(Saved entries)
----
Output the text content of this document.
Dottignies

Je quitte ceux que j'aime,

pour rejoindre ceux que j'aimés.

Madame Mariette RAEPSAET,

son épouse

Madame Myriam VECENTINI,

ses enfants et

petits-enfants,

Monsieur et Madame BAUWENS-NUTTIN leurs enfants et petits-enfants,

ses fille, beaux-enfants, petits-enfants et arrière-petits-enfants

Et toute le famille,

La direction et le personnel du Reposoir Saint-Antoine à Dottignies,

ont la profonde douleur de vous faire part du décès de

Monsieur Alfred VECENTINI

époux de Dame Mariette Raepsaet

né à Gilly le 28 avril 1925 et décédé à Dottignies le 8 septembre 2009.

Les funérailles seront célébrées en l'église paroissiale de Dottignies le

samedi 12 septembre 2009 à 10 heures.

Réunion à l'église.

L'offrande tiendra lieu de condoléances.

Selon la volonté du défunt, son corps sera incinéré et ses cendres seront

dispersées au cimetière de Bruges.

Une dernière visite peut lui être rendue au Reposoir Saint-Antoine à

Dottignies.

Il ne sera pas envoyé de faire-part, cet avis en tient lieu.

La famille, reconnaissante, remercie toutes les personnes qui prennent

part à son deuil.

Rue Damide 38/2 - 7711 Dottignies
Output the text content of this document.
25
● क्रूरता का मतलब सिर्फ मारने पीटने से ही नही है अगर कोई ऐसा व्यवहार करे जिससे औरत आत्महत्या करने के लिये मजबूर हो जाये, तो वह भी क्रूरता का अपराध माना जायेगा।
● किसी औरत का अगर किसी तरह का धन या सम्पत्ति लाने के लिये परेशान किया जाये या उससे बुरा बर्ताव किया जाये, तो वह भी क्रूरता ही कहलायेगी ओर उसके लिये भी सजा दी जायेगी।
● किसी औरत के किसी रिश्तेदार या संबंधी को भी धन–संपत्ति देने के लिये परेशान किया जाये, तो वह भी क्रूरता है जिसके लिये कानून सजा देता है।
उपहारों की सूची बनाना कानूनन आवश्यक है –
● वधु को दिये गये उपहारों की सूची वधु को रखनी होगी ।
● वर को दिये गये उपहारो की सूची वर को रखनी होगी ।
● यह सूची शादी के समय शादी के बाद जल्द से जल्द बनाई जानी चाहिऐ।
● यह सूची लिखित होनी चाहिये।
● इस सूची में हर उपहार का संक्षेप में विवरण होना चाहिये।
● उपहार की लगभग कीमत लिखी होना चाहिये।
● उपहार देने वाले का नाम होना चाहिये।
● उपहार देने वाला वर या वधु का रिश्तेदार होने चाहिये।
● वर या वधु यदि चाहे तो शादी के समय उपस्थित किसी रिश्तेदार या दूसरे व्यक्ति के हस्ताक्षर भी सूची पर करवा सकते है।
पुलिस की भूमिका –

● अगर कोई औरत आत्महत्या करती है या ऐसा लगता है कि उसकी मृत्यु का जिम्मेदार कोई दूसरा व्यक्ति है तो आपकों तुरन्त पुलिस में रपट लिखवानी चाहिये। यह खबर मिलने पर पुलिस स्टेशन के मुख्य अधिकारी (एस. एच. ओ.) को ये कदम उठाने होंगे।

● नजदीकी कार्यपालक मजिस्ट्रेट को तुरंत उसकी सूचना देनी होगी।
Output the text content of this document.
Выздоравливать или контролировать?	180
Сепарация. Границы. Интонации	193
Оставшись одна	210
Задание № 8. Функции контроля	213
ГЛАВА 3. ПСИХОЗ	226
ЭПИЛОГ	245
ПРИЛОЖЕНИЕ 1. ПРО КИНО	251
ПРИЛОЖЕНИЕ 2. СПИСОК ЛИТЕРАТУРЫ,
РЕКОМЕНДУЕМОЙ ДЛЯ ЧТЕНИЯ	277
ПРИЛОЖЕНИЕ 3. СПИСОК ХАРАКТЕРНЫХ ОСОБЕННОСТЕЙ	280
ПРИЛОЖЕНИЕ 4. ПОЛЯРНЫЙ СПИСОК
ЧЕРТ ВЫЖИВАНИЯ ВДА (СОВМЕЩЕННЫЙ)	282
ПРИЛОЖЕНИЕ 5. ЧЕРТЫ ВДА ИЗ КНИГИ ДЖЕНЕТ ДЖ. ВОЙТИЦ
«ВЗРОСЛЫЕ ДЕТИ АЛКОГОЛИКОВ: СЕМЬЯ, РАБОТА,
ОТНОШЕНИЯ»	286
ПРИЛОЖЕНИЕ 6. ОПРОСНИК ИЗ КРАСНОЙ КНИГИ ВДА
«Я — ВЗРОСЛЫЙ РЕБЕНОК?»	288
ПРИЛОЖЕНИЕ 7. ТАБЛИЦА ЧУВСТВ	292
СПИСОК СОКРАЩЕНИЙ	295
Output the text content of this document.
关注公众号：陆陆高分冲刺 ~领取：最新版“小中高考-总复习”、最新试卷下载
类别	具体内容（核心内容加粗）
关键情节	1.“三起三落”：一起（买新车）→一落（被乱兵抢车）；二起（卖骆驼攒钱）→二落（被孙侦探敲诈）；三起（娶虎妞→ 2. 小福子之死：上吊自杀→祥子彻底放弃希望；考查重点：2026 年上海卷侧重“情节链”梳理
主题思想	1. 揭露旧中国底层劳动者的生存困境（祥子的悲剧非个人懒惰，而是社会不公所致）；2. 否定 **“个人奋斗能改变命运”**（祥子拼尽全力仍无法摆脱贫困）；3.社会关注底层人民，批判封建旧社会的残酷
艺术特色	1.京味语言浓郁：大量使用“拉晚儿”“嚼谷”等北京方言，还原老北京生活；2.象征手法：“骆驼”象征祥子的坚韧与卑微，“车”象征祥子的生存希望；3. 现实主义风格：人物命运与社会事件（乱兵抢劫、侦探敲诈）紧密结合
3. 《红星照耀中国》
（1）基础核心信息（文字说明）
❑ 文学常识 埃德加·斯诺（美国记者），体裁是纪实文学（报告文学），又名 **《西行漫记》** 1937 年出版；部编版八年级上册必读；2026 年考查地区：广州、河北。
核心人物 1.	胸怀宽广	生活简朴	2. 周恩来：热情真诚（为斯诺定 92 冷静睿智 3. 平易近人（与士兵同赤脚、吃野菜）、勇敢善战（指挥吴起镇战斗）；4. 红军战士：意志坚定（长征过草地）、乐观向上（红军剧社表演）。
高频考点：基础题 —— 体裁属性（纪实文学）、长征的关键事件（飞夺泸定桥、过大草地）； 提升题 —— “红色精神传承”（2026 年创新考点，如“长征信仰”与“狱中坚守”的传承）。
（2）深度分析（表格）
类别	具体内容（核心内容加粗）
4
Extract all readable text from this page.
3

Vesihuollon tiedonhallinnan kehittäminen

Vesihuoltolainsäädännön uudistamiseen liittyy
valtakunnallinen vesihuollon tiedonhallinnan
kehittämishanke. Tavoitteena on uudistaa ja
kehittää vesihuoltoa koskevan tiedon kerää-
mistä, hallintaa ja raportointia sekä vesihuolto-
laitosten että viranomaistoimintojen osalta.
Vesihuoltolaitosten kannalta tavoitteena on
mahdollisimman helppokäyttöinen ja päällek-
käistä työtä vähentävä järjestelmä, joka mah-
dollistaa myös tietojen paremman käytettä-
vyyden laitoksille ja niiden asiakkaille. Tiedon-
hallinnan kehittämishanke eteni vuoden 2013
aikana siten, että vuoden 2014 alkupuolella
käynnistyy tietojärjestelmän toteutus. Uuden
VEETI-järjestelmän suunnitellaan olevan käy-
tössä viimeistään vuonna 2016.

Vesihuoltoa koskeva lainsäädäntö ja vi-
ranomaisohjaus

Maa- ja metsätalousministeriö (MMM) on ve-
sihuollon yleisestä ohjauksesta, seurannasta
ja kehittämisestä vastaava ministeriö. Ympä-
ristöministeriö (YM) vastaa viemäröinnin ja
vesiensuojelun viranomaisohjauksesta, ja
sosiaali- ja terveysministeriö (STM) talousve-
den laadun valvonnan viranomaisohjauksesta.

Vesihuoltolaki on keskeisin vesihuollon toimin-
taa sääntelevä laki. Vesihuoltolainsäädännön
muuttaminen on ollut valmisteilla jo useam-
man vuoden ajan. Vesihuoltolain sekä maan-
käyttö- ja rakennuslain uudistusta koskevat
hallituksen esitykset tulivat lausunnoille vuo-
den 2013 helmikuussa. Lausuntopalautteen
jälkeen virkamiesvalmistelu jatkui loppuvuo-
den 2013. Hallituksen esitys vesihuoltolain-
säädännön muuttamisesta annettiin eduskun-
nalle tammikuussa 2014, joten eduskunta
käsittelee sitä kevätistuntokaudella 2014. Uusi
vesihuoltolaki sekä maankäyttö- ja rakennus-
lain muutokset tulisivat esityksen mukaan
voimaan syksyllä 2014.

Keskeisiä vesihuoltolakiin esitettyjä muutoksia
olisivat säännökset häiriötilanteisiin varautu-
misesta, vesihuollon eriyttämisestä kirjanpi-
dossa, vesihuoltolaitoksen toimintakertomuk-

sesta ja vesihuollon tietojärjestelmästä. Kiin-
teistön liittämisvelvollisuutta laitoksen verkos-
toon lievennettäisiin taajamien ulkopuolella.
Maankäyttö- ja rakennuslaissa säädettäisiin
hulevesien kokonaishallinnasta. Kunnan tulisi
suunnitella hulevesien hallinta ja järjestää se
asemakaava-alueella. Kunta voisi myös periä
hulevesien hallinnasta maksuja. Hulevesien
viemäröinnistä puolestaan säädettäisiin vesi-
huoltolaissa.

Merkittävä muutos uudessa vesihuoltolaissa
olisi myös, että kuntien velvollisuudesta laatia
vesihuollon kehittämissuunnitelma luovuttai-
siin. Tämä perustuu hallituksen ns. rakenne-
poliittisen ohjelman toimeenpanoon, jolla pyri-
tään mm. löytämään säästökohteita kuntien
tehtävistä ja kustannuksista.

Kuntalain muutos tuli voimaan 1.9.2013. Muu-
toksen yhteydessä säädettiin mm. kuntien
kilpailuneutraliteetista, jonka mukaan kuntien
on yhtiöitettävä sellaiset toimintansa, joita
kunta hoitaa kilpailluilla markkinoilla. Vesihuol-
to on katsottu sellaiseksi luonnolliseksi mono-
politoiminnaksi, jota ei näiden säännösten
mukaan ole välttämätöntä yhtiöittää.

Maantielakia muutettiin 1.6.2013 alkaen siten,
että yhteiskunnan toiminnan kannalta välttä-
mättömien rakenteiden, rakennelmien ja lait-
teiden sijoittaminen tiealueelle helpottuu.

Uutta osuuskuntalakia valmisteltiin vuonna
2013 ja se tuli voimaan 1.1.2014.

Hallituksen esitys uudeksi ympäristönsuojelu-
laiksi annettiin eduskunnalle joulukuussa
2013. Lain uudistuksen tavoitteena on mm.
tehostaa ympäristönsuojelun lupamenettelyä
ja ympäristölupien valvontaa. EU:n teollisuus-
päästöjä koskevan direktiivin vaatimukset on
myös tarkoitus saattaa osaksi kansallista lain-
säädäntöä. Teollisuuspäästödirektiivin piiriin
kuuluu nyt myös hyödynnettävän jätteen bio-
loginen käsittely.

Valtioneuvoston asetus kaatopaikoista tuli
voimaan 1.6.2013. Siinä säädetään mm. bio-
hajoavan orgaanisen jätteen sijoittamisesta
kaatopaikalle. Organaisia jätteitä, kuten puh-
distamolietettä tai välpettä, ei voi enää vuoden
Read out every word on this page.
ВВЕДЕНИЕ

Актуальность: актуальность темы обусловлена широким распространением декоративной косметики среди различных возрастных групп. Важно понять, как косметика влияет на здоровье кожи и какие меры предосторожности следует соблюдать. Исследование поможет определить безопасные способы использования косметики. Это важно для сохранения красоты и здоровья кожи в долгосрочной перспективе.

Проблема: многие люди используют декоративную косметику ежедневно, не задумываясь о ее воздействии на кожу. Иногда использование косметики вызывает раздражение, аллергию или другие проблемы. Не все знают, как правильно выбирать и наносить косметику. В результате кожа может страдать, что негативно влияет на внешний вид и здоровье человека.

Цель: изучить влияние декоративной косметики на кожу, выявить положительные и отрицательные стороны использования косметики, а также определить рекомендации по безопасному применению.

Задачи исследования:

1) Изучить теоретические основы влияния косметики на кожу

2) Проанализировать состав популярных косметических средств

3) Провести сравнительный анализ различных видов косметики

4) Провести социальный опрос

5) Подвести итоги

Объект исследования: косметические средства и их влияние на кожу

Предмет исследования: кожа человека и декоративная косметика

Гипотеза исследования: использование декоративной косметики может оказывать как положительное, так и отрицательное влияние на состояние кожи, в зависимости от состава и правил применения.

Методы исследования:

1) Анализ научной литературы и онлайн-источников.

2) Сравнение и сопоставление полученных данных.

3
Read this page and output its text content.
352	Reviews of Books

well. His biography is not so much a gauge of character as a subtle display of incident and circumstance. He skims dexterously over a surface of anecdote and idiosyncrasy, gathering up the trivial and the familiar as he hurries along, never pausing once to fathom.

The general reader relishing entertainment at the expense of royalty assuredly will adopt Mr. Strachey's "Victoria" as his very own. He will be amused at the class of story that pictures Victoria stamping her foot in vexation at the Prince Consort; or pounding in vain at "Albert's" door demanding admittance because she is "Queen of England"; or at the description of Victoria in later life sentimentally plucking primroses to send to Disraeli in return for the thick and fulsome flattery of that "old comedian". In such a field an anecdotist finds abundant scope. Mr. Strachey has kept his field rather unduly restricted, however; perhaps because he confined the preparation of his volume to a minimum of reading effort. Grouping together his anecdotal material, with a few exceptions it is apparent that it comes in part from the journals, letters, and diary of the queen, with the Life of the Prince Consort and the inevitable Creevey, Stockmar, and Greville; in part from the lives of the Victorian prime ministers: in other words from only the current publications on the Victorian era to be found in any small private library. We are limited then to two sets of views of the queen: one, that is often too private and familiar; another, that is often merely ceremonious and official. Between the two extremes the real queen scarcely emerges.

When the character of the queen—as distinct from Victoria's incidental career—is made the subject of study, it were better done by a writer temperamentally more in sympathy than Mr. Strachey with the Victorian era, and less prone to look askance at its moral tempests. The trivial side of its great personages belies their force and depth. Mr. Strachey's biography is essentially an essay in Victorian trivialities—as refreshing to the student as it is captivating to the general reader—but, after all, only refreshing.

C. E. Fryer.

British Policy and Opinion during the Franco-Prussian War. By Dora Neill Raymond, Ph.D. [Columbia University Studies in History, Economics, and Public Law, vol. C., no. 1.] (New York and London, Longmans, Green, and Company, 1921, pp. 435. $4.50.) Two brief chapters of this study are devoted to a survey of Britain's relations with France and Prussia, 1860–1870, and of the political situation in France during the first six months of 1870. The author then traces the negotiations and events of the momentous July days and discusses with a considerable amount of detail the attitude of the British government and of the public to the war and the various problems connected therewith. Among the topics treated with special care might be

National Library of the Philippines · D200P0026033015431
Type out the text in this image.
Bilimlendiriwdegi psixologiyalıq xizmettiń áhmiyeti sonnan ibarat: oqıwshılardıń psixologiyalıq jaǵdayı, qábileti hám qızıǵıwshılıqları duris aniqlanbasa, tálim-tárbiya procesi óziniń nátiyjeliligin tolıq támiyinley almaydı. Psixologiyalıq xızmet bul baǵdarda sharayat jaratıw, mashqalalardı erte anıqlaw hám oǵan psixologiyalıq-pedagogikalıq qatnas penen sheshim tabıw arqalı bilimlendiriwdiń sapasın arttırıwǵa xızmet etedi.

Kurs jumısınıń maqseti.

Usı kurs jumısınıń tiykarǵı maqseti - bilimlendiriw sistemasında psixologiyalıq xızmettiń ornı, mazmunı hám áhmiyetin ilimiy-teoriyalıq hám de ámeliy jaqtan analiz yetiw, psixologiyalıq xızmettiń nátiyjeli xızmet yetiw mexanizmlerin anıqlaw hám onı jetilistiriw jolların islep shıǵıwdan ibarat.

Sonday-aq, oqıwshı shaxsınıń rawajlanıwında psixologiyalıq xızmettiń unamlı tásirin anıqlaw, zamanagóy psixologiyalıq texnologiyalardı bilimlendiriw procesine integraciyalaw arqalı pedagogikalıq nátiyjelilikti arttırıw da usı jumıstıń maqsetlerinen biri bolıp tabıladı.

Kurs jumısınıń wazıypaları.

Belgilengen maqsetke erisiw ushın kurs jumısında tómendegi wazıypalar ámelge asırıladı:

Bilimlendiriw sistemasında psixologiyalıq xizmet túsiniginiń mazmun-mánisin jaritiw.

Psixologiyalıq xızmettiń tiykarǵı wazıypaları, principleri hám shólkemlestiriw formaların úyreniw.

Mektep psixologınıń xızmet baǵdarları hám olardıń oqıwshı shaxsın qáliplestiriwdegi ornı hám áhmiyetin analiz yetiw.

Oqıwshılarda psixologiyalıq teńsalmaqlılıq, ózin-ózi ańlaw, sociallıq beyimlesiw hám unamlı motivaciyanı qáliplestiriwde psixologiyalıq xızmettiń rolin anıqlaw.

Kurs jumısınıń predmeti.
----
**Requirements**
List each line of the records that holds the string "СПИСОК".

**Answer**
ПРИЛОЖЕНИЕ 2. СПИСОК ЛИТЕРАТУРЫ,
ПРИЛОЖЕНИЕ 3. СПИСОК ХАРАКТЕРНЫХ ОСОБЕННОСТЕЙ	280
ПРИЛОЖЕНИЕ 4. ПОЛЯРНЫЙ СПИСОК
СПИСОК СОКРАЩЕНИЙ	295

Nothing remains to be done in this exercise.